SHORT PROBLEM: Reproduce the entries word for word, and omit any picture you find in them.

** START OF STORED ROWS **

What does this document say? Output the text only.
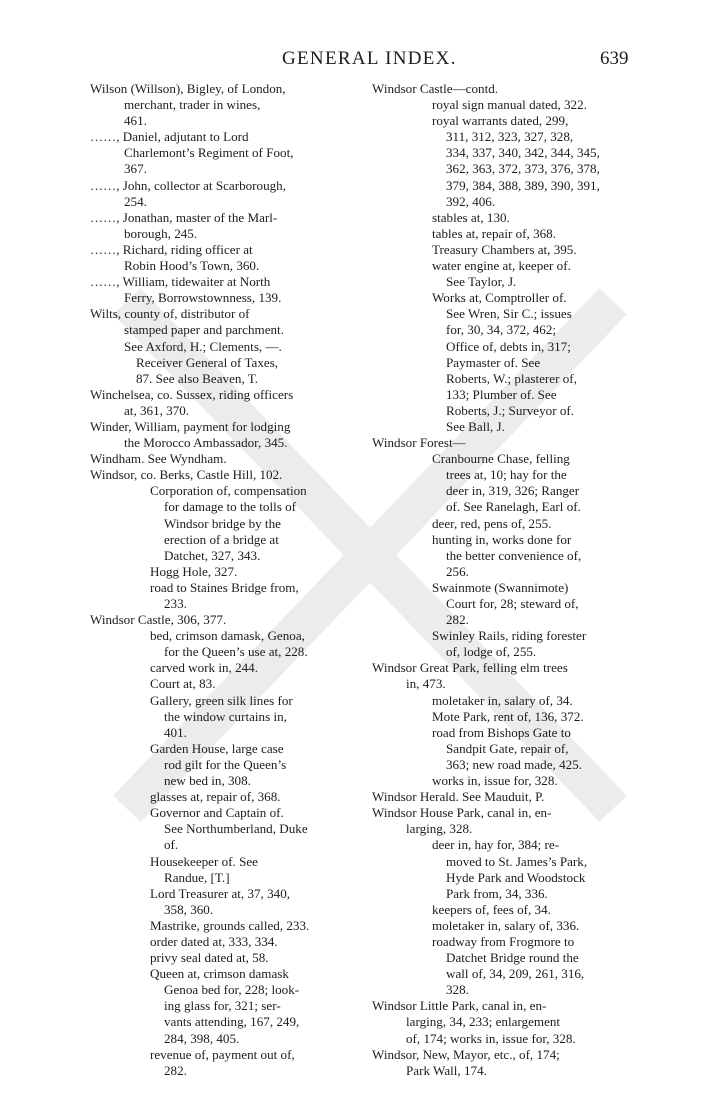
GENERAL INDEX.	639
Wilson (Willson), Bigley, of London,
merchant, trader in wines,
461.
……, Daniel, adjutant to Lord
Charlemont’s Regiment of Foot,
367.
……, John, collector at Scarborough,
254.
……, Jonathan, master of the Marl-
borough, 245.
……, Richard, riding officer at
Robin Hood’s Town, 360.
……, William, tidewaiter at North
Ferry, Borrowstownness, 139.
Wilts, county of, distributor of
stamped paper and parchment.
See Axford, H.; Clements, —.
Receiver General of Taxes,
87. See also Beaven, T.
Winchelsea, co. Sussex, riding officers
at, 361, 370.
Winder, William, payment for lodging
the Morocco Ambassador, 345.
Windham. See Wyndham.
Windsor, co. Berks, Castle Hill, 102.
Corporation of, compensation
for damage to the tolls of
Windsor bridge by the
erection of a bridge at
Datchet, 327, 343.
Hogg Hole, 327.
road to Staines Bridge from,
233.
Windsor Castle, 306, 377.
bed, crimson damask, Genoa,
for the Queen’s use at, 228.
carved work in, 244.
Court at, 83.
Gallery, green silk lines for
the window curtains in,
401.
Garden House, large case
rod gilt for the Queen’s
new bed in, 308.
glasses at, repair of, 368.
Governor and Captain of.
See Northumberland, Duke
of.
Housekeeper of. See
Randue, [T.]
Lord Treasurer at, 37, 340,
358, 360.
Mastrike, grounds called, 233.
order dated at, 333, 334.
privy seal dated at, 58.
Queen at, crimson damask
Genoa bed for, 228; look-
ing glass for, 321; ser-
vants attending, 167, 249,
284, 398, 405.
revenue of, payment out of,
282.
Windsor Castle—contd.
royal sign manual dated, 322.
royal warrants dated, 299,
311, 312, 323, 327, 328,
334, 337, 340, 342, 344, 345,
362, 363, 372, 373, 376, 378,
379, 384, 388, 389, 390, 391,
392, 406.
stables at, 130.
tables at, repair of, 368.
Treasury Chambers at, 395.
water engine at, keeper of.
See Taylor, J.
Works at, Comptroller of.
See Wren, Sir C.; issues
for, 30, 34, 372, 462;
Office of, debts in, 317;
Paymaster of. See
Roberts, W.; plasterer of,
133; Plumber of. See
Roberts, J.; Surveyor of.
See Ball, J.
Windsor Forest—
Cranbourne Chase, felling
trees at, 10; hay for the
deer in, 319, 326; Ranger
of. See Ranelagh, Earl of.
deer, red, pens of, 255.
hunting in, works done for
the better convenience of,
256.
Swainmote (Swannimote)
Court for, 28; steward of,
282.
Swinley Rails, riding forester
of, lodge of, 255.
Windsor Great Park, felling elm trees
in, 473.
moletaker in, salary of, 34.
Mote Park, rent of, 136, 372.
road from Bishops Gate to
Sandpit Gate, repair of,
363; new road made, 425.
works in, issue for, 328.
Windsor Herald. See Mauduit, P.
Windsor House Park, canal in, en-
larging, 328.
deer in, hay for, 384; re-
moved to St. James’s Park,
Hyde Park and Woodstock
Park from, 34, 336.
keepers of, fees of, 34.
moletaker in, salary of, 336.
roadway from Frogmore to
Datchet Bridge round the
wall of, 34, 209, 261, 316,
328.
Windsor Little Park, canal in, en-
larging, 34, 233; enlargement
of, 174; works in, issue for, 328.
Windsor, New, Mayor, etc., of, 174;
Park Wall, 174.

** END OF STORED ROWS **

THE ANSWER:
What does this document say? Output the text only.
GENERAL INDEX.	639
Wilson (Willson), Bigley, of London,
merchant, trader in wines,
461.
……, Daniel, adjutant to Lord
Charlemont’s Regiment of Foot,
367.
……, John, collector at Scarborough,
254.
……, Jonathan, master of the Marl-
borough, 245.
……, Richard, riding officer at
Robin Hood’s Town, 360.
……, William, tidewaiter at North
Ferry, Borrowstownness, 139.
Wilts, county of, distributor of
stamped paper and parchment.
See Axford, H.; Clements, —.
Receiver General of Taxes,
87. See also Beaven, T.
Winchelsea, co. Sussex, riding officers
at, 361, 370.
Winder, William, payment for lodging
the Morocco Ambassador, 345.
Windham. See Wyndham.
Windsor, co. Berks, Castle Hill, 102.
Corporation of, compensation
for damage to the tolls of
Windsor bridge by the
erection of a bridge at
Datchet, 327, 343.
Hogg Hole, 327.
road to Staines Bridge from,
233.
Windsor Castle, 306, 377.
bed, crimson damask, Genoa,
for the Queen’s use at, 228.
carved work in, 244.
Court at, 83.
Gallery, green silk lines for
the window curtains in,
401.
Garden House, large case
rod gilt for the Queen’s
new bed in, 308.
glasses at, repair of, 368.
Governor and Captain of.
See Northumberland, Duke
of.
Housekeeper of. See
Randue, [T.]
Lord Treasurer at, 37, 340,
358, 360.
Mastrike, grounds called, 233.
order dated at, 333, 334.
privy seal dated at, 58.
Queen at, crimson damask
Genoa bed for, 228; look-
ing glass for, 321; ser-
vants attending, 167, 249,
284, 398, 405.
revenue of, payment out of,
282.
Windsor Castle—contd.
royal sign manual dated, 322.
royal warrants dated, 299,
311, 312, 323, 327, 328,
334, 337, 340, 342, 344, 345,
362, 363, 372, 373, 376, 378,
379, 384, 388, 389, 390, 391,
392, 406.
stables at, 130.
tables at, repair of, 368.
Treasury Chambers at, 395.
water engine at, keeper of.
See Taylor, J.
Works at, Comptroller of.
See Wren, Sir C.; issues
for, 30, 34, 372, 462;
Office of, debts in, 317;
Paymaster of. See
Roberts, W.; plasterer of,
133; Plumber of. See
Roberts, J.; Surveyor of.
See Ball, J.
Windsor Forest—
Cranbourne Chase, felling
trees at, 10; hay for the
deer in, 319, 326; Ranger
of. See Ranelagh, Earl of.
deer, red, pens of, 255.
hunting in, works done for
the better convenience of,
256.
Swainmote (Swannimote)
Court for, 28; steward of,
282.
Swinley Rails, riding forester
of, lodge of, 255.
Windsor Great Park, felling elm trees
in, 473.
moletaker in, salary of, 34.
Mote Park, rent of, 136, 372.
road from Bishops Gate to
Sandpit Gate, repair of,
363; new road made, 425.
works in, issue for, 328.
Windsor Herald. See Mauduit, P.
Windsor House Park, canal in, en-
larging, 328.
deer in, hay for, 384; re-
moved to St. James’s Park,
Hyde Park and Woodstock
Park from, 34, 336.
keepers of, fees of, 34.
moletaker in, salary of, 336.
roadway from Frogmore to
Datchet Bridge round the
wall of, 34, 209, 261, 316,
328.
Windsor Little Park, canal in, en-
larging, 34, 233; enlargement
of, 174; works in, issue for, 328.
Windsor, New, Mayor, etc., of, 174;
Park Wall, 174.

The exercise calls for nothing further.